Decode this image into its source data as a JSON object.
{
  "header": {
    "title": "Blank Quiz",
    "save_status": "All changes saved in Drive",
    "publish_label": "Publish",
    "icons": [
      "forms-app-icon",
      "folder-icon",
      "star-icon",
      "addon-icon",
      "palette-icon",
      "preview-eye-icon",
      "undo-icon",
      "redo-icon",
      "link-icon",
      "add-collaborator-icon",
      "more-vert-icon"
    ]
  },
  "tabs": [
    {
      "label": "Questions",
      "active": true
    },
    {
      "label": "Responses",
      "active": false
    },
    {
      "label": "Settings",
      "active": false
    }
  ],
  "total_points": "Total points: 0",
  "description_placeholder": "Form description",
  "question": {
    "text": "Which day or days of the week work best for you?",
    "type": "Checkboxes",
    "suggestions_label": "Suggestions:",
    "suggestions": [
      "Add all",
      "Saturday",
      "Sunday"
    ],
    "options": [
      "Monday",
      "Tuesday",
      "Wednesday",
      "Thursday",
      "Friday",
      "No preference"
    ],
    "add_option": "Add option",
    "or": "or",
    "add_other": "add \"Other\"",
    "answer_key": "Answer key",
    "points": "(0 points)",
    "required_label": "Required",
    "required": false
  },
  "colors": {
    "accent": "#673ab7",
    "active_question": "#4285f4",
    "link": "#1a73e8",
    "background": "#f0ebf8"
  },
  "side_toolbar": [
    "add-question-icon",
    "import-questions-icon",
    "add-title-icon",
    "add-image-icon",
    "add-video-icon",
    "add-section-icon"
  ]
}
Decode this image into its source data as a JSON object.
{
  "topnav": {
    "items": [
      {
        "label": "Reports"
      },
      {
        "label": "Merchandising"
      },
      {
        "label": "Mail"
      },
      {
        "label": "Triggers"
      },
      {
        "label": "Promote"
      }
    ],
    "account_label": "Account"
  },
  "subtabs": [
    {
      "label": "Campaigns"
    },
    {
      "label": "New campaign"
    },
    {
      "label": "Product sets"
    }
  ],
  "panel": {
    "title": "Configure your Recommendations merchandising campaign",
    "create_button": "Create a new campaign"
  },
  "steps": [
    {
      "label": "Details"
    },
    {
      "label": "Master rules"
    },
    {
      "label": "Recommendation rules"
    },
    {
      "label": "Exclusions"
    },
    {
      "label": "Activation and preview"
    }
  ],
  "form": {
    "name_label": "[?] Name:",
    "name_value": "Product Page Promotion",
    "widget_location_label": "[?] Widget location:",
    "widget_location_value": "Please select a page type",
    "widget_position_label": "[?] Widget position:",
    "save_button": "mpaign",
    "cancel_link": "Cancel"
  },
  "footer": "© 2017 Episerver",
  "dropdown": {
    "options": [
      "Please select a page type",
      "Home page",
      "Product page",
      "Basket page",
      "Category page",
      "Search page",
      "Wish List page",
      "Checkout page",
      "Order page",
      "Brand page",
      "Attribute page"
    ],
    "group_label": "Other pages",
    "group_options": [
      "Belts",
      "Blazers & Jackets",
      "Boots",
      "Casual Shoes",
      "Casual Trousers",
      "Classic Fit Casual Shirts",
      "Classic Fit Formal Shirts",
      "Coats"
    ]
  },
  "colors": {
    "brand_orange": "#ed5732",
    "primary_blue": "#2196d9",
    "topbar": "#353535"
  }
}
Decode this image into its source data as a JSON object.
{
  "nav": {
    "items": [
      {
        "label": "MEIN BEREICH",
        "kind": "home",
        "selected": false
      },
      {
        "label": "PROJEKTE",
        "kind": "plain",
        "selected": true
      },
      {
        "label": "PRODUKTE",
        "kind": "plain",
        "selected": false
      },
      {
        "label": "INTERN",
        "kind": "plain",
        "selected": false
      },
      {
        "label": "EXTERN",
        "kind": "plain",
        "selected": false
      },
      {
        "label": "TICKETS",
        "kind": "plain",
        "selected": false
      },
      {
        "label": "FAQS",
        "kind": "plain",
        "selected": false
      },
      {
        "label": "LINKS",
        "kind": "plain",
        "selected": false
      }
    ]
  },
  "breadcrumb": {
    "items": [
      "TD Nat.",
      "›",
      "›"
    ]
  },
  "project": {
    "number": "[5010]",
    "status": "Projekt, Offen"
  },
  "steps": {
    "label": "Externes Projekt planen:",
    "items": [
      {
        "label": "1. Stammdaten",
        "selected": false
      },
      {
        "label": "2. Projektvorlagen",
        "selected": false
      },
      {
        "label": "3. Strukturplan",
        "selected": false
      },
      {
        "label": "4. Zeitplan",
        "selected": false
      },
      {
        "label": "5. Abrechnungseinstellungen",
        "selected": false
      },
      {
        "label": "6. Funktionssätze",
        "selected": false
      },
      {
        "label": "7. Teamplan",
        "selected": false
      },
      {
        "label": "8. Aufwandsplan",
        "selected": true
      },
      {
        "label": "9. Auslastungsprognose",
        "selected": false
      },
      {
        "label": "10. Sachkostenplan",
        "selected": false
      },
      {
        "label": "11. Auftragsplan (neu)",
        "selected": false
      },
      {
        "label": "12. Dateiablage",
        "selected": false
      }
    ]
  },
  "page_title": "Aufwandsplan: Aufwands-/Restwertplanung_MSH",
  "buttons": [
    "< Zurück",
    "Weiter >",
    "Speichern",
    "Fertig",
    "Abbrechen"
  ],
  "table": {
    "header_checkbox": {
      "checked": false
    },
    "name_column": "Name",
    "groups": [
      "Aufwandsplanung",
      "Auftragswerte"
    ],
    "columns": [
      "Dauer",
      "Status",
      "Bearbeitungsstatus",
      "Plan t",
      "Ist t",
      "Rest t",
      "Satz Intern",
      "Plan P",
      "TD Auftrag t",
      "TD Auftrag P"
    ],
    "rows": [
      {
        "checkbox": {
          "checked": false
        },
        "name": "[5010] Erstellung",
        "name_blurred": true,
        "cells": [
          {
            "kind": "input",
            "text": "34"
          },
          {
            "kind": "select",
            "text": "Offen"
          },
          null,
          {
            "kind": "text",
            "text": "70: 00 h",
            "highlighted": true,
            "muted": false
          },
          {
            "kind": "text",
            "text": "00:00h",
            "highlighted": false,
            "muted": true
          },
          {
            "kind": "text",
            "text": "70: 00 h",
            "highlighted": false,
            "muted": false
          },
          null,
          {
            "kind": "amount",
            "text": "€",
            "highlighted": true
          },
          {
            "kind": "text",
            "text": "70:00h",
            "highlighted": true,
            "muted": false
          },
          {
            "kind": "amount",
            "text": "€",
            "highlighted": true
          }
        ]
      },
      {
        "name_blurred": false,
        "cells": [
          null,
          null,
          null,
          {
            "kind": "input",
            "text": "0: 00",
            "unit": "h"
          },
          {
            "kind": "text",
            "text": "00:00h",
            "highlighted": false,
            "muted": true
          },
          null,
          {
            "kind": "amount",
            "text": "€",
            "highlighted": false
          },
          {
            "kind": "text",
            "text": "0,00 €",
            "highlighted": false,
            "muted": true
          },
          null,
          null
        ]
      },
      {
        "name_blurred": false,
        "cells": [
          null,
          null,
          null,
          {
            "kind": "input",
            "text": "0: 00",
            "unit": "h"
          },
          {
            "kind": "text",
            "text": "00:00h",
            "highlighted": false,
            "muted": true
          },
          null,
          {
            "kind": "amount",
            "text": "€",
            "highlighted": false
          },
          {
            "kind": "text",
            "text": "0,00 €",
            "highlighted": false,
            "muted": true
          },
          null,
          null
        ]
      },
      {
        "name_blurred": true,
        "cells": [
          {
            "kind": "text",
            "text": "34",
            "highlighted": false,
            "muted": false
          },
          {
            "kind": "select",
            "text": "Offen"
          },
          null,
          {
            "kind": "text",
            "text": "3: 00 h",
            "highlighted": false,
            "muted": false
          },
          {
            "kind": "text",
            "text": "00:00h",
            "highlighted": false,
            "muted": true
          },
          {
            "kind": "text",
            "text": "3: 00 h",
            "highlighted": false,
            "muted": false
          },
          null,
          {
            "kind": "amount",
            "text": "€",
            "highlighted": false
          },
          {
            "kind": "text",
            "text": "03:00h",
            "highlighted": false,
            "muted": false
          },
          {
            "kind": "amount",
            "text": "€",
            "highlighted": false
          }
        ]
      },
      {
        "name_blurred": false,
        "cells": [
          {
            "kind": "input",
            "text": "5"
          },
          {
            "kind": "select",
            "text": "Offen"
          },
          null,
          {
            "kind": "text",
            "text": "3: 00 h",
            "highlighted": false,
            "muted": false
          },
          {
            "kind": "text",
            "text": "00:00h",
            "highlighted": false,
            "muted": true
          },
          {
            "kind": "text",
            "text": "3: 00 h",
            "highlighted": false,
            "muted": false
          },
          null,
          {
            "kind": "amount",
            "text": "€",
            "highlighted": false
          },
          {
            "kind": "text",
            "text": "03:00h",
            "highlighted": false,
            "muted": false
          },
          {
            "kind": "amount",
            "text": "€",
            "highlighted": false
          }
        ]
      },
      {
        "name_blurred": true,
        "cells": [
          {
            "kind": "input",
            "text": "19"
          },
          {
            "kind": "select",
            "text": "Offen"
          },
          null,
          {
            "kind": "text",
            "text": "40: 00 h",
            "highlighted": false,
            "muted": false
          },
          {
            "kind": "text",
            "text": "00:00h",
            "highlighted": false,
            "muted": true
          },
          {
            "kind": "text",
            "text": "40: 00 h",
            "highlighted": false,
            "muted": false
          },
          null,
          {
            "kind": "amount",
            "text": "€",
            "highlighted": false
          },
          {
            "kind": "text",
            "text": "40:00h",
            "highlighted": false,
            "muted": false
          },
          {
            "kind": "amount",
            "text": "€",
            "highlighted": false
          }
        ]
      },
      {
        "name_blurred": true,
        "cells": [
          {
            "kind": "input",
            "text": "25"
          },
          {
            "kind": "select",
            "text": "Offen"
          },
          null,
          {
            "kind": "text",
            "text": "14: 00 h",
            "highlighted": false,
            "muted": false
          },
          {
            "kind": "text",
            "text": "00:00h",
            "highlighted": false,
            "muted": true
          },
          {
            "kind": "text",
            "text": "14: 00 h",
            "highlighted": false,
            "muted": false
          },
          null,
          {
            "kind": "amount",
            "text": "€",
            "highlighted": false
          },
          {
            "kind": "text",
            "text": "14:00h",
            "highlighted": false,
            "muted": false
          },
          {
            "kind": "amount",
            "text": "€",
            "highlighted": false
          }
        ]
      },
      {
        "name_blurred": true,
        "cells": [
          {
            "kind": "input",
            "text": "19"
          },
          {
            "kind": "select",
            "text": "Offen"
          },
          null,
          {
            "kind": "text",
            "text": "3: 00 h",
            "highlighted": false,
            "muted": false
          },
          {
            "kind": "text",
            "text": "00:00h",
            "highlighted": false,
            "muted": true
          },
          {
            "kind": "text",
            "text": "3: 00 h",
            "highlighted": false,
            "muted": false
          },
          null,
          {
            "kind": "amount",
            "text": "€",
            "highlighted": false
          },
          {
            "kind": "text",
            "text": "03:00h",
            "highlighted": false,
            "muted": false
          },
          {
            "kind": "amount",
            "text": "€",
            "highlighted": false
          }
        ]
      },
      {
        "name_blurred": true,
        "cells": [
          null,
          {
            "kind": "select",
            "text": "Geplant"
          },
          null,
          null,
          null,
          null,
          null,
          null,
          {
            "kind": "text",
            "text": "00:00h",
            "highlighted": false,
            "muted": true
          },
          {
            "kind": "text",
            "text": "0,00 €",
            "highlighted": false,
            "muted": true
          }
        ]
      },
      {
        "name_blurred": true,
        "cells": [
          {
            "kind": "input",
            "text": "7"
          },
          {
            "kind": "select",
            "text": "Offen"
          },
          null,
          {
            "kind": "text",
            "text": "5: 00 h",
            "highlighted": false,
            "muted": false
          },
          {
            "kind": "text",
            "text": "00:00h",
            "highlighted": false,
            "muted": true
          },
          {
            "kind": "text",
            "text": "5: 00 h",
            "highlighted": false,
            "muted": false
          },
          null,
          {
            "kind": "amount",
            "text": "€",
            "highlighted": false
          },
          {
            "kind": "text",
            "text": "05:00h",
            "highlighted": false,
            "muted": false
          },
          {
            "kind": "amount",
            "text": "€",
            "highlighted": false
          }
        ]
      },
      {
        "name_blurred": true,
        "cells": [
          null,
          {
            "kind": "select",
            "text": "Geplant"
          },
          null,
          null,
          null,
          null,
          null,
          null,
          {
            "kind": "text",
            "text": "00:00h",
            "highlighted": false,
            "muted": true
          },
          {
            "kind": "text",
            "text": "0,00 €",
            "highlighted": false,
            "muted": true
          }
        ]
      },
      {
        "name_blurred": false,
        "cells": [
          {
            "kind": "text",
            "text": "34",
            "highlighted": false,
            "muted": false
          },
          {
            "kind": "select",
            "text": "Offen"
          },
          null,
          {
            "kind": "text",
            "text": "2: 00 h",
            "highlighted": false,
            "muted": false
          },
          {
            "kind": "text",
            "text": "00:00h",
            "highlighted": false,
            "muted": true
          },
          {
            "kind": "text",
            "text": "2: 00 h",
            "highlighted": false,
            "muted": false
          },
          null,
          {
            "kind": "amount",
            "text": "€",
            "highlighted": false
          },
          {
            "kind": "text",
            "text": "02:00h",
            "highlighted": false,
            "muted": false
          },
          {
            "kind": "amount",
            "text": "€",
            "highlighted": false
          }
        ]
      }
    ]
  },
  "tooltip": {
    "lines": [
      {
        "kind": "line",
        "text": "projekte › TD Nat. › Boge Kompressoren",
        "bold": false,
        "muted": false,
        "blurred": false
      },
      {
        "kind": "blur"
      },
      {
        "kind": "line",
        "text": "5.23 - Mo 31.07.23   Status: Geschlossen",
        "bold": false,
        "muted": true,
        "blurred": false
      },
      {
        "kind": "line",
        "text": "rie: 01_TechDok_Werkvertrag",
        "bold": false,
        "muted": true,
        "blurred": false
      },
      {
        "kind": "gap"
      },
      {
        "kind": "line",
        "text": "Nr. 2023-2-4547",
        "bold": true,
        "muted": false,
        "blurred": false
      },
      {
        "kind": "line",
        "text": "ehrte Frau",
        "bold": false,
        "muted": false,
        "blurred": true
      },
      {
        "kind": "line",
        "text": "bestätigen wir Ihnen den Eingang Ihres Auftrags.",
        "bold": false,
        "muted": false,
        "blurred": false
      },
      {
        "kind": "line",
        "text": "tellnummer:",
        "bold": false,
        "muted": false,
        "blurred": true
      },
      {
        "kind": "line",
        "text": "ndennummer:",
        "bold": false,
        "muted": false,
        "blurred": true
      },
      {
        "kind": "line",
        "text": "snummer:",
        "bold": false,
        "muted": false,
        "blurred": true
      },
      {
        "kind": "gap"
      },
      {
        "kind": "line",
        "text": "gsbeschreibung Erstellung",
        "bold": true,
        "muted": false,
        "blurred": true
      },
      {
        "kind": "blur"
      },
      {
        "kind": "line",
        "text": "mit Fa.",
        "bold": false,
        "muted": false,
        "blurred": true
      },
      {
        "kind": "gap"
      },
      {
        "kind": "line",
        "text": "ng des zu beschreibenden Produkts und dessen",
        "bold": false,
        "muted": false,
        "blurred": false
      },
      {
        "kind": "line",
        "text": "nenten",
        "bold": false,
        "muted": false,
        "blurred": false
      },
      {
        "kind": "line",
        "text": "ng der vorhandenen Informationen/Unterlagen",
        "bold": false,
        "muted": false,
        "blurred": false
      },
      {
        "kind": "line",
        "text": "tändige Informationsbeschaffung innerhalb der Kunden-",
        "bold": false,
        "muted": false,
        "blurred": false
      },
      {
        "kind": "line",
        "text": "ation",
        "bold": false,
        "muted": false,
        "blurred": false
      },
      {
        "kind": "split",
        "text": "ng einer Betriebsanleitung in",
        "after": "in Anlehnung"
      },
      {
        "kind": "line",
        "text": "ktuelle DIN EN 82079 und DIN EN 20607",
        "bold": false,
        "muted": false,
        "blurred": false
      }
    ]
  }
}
++++++++
▶ [Written instruction]:
Pick out the lines containing the word "Other" and show them.

▶ [Answer below]:
    "add_other": "add \"Other\"",
    "group_label": "Other pages",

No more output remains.